Copy all lines in which the word "судового" can be found.

(DATA SHOWN):
--- Start ---

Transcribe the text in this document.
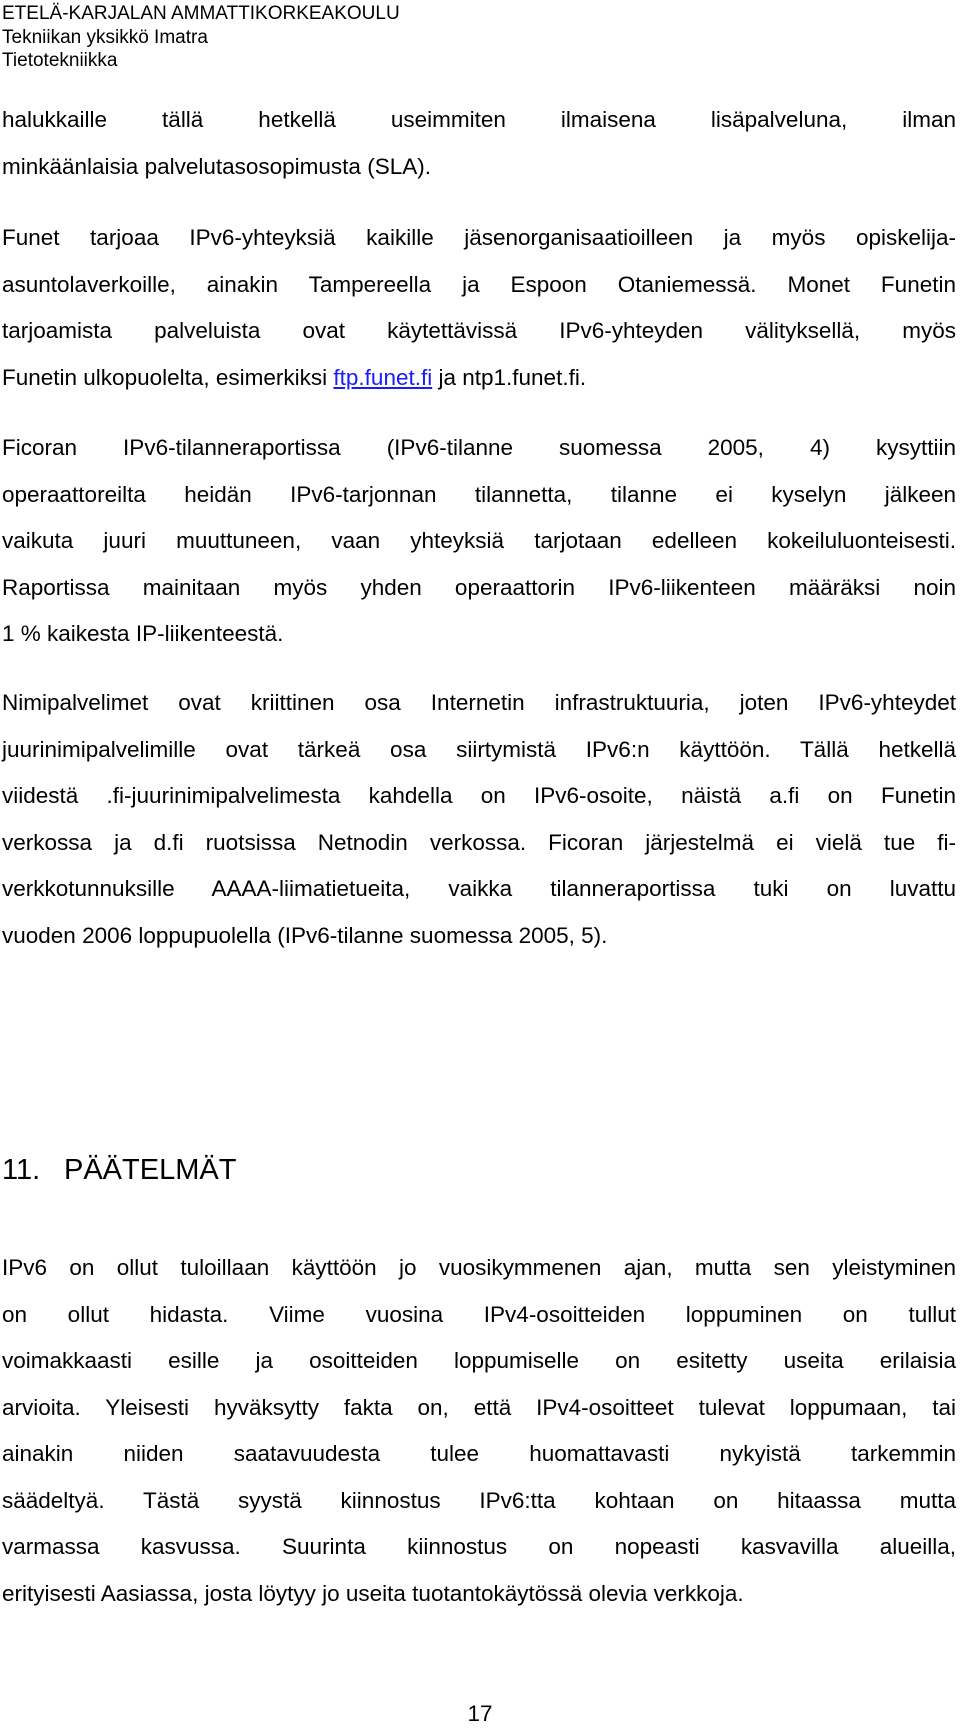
ETELÄ-KARJALAN AMMATTIKORKEAKOULU
Tekniikan yksikkö Imatra
Tietotekniikka
halukkaille tällä hetkellä useimmiten ilmaisena lisäpalveluna, ilman
minkäänlaisia palvelutasosopimusta (SLA).
Funet tarjoaa IPv6-yhteyksiä kaikille jäsenorganisaatioilleen ja myös opiskelija-
asuntolaverkoille, ainakin Tampereella ja Espoon Otaniemessä. Monet Funetin
tarjoamista palveluista ovat käytettävissä IPv6-yhteyden välityksellä, myös
Funetin ulkopuolelta, esimerkiksi ftp.funet.fi ja ntp1.funet.fi.
Ficoran IPv6-tilanneraportissa (IPv6-tilanne suomessa 2005, 4) kysyttiin
operaattoreilta heidän IPv6-tarjonnan tilannetta, tilanne ei kyselyn jälkeen
vaikuta juuri muuttuneen, vaan yhteyksiä tarjotaan edelleen kokeiluluonteisesti.
Raportissa mainitaan myös yhden operaattorin IPv6-liikenteen määräksi noin
1 % kaikesta IP-liikenteestä.
Nimipalvelimet ovat kriittinen osa Internetin infrastruktuuria, joten IPv6-yhteydet
juurinimipalvelimille ovat tärkeä osa siirtymistä IPv6:n käyttöön. Tällä hetkellä
viidestä .fi-juurinimipalvelimesta kahdella on IPv6-osoite, näistä a.fi on Funetin
verkossa ja d.fi ruotsissa Netnodin verkossa. Ficoran järjestelmä ei vielä tue fi-
verkkotunnuksille AAAA-liimatietueita, vaikka tilanneraportissa tuki on luvattu
vuoden 2006 loppupuolella (IPv6-tilanne suomessa 2005, 5).
11. PÄÄTELMÄT
IPv6 on ollut tuloillaan käyttöön jo vuosikymmenen ajan, mutta sen yleistyminen
on ollut hidasta. Viime vuosina IPv4-osoitteiden loppuminen on tullut
voimakkaasti esille ja osoitteiden loppumiselle on esitetty useita erilaisia
arvioita. Yleisesti hyväksytty fakta on, että IPv4-osoitteet tulevat loppumaan, tai
ainakin niiden saatavuudesta tulee huomattavasti nykyistä tarkemmin
säädeltyä. Tästä syystä kiinnostus IPv6:tta kohtaan on hitaassa mutta
varmassa kasvussa. Suurinta kiinnostus on nopeasti kasvavilla alueilla,
erityisesti Aasiassa, josta löytyy jo useita tuotantokäytössä olevia verkkoja.
17
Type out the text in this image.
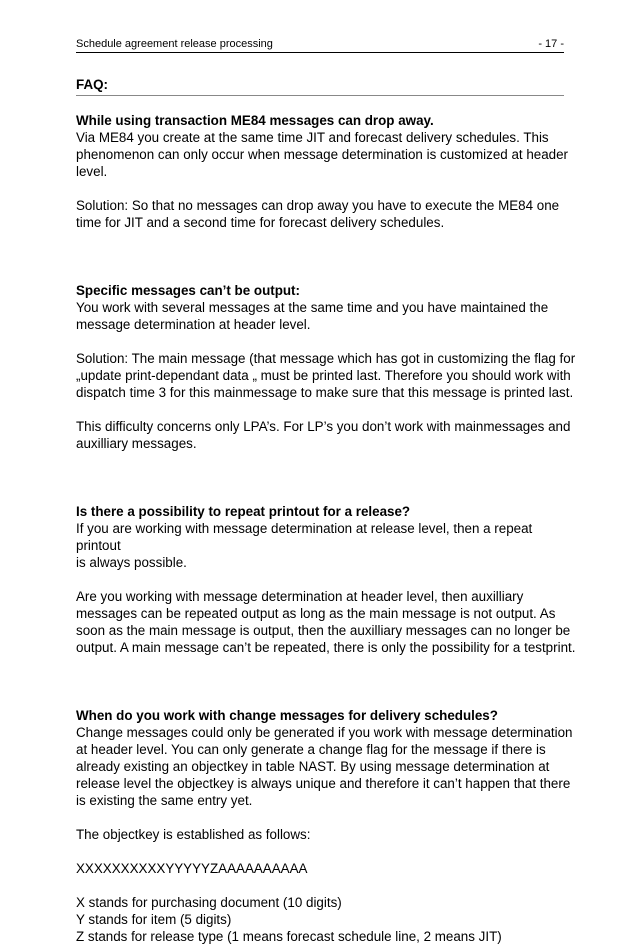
Schedule agreement release processing	- 17 -
FAQ:

While using transaction ME84 messages can drop away.

Via ME84 you create at the same time JIT and forecast delivery schedules. This

phenomenon can only occur when message determination is customized at header

level.

Solution: So that no messages can drop away you have to execute the ME84 one

time for JIT and a second time for forecast delivery schedules.

Specific messages can’t be output:

You work with several messages at the same time and you have maintained the

message determination at header level.

Solution: The main message (that message which has got in customizing the flag for

„update print-dependant data „ must be printed last. Therefore you should work with

dispatch time 3 for this mainmessage to make sure that this message is printed last.

This difficulty concerns only LPA’s. For LP’s you don’t work with mainmessages and

auxilliary messages.

Is there a possibility to repeat printout for a release?

If you are working with message determination at release level, then a repeat printout

is always possible.

Are you working with message determination at header level, then auxilliary

messages can be repeated output as long as the main message is not output. As

soon as the main message is output, then the auxilliary messages can no longer be

output. A main message can’t be repeated, there is only the possibility for a testprint.

When do you work with change messages for delivery schedules?

Change messages could only be generated if you work with message determination

at header level. You can only generate a change flag for the message if there is

already existing an objectkey in table NAST. By using message determination at

release level the objectkey is always unique and therefore it can’t happen that there

is existing the same entry yet.

The objectkey is established as follows:

XXXXXXXXXXYYYYYZAAAAAAAAAA

X stands for purchasing document (10 digits)

Y stands for item (5 digits)

Z stands for release type (1 means forecast schedule line, 2 means JIT)
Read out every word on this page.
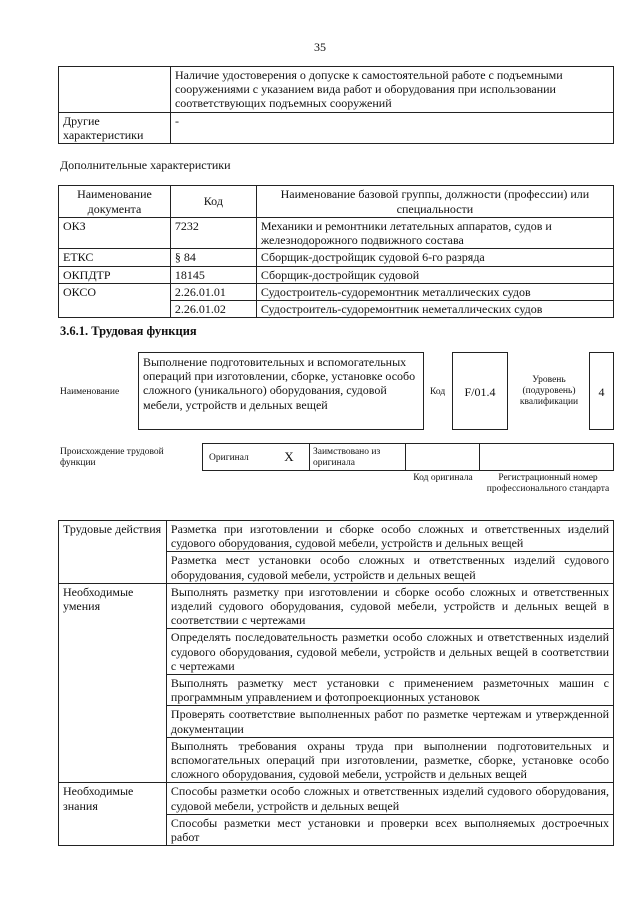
35
	Наличие удостоверения о допуске к самостоятельной работе с подъемными сооружениями с указанием вида работ и оборудования при использовании соответствующих подъемных сооружений
Другие характеристики	-
Дополнительные характеристики
Наименование документа	Код	Наименование базовой группы, должности (профессии) или специальности
ОКЗ	7232	Механики и ремонтники летательных аппаратов, судов и железнодорожного подвижного состава
ЕТКС	§ 84	Сборщик-достройщик судовой 6-го разряда
ОКПДТР	18145	Сборщик-достройщик судовой
ОКСО	2.26.01.01	Судостроитель-судоремонтник металлических судов
	2.26.01.02	Судостроитель-судоремонтник неметаллических судов
3.6.1. Трудовая функция
Наименование
Выполнение подготовительных и вспомогательных операций при изготовлении, сборке, установке особо сложного (уникального) оборудования, судовой мебели, устройств и дельных вещей
Код	F/01.4
Уровень (подуровень) квалификации
4
Происхождение трудовой функции	Оригинал	X	Заимствовано из оригинала
Код оригинала	Регистрационный номер профессионального стандарта
Трудовые действия	Разметка при изготовлении и сборке особо сложных и ответственных изделий судового оборудования, судовой мебели, устройств и дельных вещей
	Разметка мест установки особо сложных и ответственных изделий судового оборудования, судовой мебели, устройств и дельных вещей
Необходимые умения	Выполнять разметку при изготовлении и сборке особо сложных и ответственных изделий судового оборудования, судовой мебели, устройств и дельных вещей в соответствии с чертежами
	Определять последовательность разметки особо сложных и ответственных изделий судового оборудования, судовой мебели, устройств и дельных вещей в соответствии с чертежами
	Выполнять разметку мест установки с применением разметочных машин с программным управлением и фотопроекционных установок
	Проверять соответствие выполненных работ по разметке чертежам и утвержденной документации
	Выполнять требования охраны труда при выполнении подготовительных и вспомогательных операций при изготовлении, разметке, сборке, установке особо сложного оборудования, судовой мебели, устройств и дельных вещей
Необходимые знания	Способы разметки особо сложных и ответственных изделий судового оборудования, судовой мебели, устройств и дельных вещей
	Способы разметки мест установки и проверки всех выполняемых достроечных работ
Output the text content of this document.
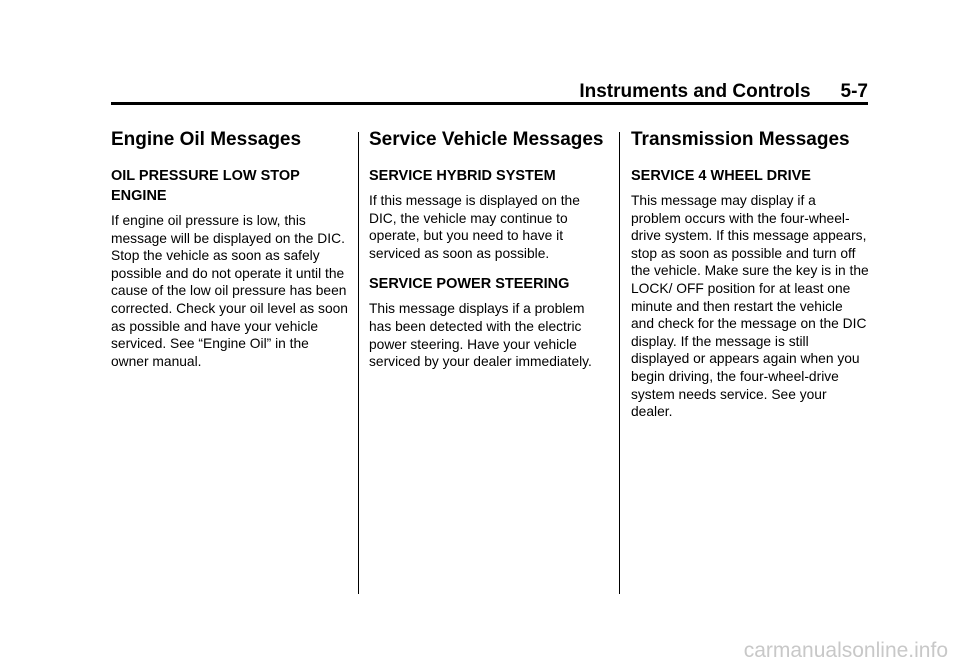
Instruments and Controls 5-7
Engine Oil Messages
OIL PRESSURE LOW STOP ENGINE

If engine oil pressure is low, this message will be displayed on the DIC. Stop the vehicle as soon as safely possible and do not operate it until the cause of the low oil pressure has been corrected. Check your oil level as soon as possible and have your vehicle serviced. See “Engine Oil” in the owner manual.

Service Vehicle Messages
SERVICE HYBRID SYSTEM

If this message is displayed on the DIC, the vehicle may continue to operate, but you need to have it serviced as soon as possible.

SERVICE POWER STEERING

This message displays if a problem has been detected with the electric power steering. Have your vehicle serviced by your dealer immediately.

Transmission Messages
SERVICE 4 WHEEL DRIVE

This message may display if a problem occurs with the four-wheel-drive system. If this message appears, stop as soon as possible and turn off the vehicle. Make sure the key is in the LOCK/ OFF position for at least one minute and then restart the vehicle and check for the message on the DIC display. If the message is still displayed or appears again when you begin driving, the four-wheel-drive system needs service. See your dealer.

carmanualsonline.info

--- End ---

(RESULT FOR THIS TASK):
Трудовые действия	Разметка при изготовлении и сборке особо сложных и ответственных изделий судового оборудования, судовой мебели, устройств и дельных вещей
	Разметка мест установки особо сложных и ответственных изделий судового оборудования, судовой мебели, устройств и дельных вещей
Необходимые умения	Выполнять разметку при изготовлении и сборке особо сложных и ответственных изделий судового оборудования, судовой мебели, устройств и дельных вещей в соответствии с чертежами
	Определять последовательность разметки особо сложных и ответственных изделий судового оборудования, судовой мебели, устройств и дельных вещей в соответствии с чертежами
Необходимые знания	Способы разметки особо сложных и ответственных изделий судового оборудования, судовой мебели, устройств и дельных вещей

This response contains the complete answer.